Stored records:
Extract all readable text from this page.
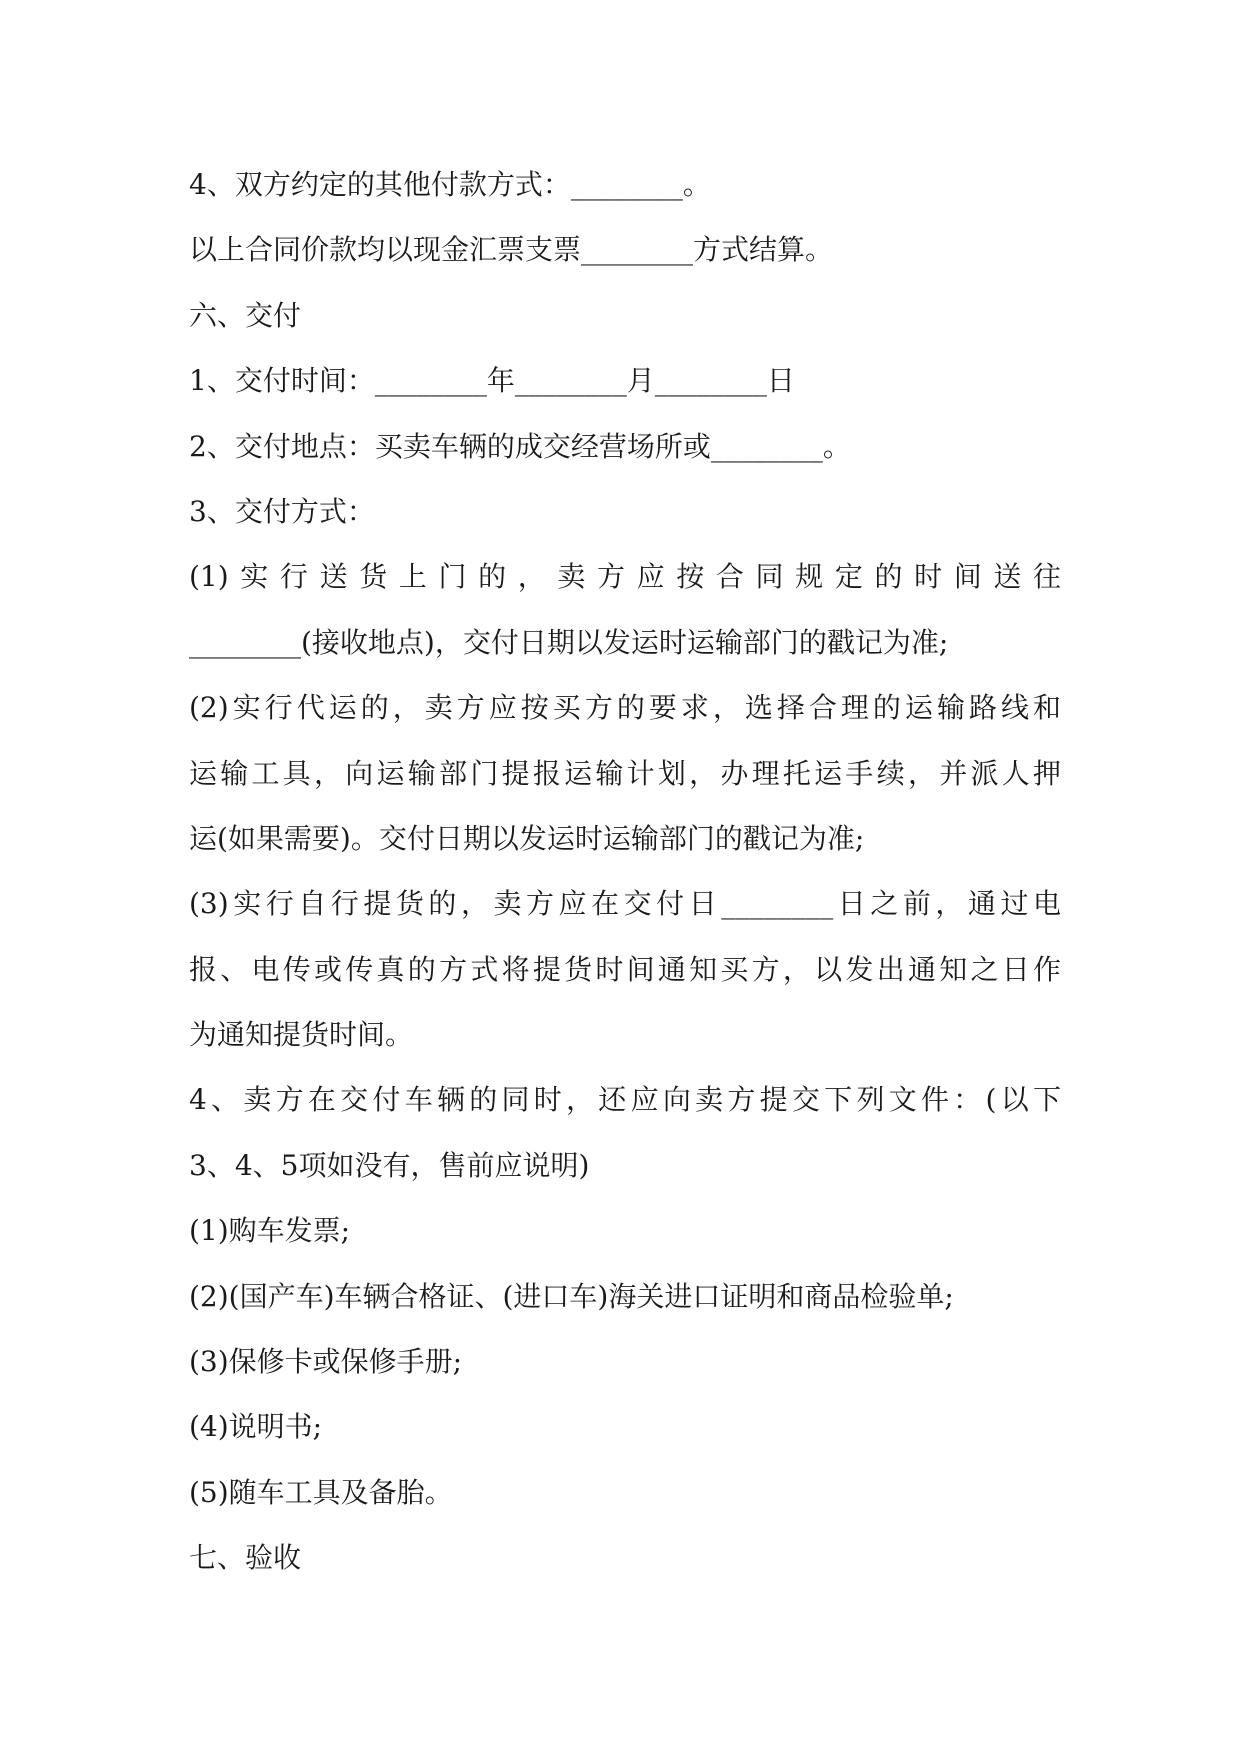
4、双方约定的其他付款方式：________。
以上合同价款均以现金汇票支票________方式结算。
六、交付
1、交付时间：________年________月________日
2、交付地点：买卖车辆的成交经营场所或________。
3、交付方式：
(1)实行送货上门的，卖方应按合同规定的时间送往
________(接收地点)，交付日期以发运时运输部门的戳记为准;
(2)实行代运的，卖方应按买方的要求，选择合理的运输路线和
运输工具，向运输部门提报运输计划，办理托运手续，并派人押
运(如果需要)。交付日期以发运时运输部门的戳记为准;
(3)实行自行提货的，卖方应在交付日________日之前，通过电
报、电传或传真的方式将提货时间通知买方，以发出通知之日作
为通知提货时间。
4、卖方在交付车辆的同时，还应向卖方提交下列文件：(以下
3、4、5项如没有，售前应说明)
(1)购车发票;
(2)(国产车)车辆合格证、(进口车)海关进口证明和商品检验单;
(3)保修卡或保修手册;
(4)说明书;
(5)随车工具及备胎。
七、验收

---

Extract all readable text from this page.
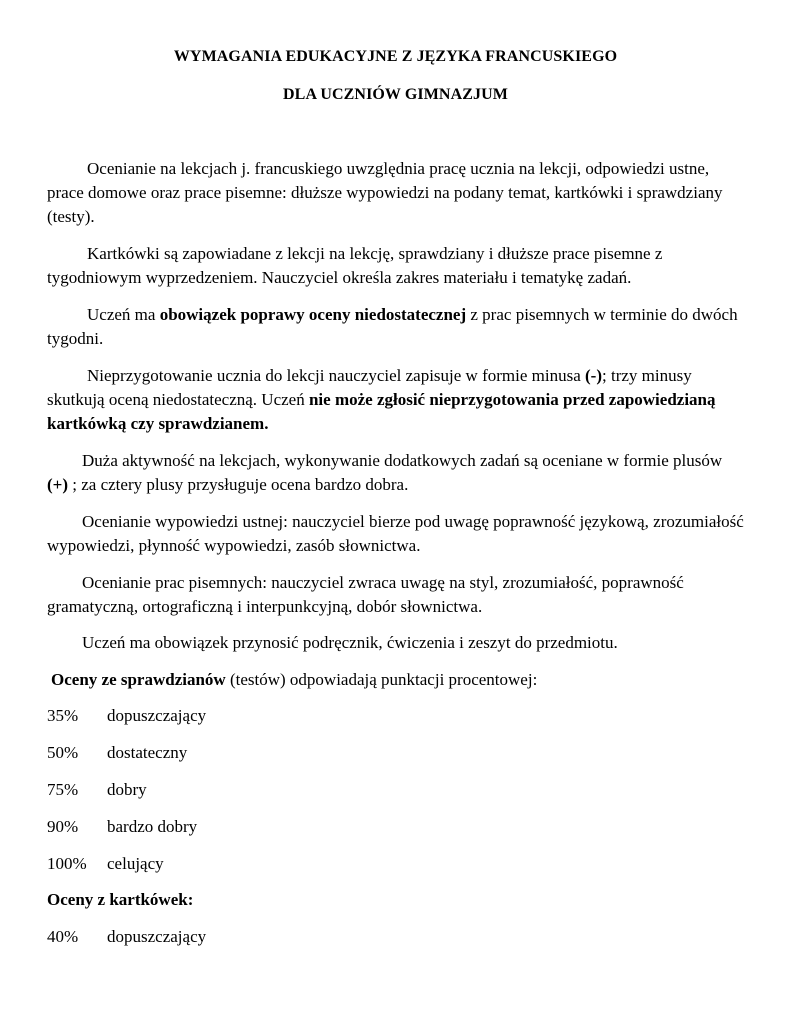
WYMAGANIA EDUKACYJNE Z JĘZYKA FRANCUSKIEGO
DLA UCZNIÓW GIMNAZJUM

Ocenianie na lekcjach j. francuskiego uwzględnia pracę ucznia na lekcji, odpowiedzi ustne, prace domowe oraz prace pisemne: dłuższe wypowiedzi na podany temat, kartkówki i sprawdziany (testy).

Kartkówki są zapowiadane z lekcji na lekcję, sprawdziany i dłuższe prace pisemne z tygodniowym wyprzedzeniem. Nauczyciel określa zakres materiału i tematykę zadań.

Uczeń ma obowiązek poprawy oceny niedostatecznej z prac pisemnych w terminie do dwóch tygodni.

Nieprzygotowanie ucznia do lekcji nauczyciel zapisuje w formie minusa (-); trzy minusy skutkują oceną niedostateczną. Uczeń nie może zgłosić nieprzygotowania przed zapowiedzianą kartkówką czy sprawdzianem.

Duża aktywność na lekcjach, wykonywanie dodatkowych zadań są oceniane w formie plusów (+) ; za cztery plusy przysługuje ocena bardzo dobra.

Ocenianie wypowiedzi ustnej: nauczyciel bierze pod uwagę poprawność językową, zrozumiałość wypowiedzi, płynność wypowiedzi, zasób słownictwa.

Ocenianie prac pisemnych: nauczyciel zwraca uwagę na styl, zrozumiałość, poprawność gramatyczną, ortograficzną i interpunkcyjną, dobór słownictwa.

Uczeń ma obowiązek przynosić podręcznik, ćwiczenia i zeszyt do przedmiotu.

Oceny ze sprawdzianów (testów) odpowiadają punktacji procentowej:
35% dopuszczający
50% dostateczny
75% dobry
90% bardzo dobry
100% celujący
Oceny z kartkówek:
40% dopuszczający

▶ _Set problem_
Copy each line of the listing that includes "poprawność".

▶ _Answer in full_
Ocenianie wypowiedzi ustnej: nauczyciel bierze pod uwagę poprawność językową, zrozumiałość wypowiedzi, płynność wypowiedzi, zasób słownictwa.
Ocenianie prac pisemnych: nauczyciel zwraca uwagę na styl, zrozumiałość, poprawność gramatyczną, ortograficzną i interpunkcyjną, dobór słownictwa.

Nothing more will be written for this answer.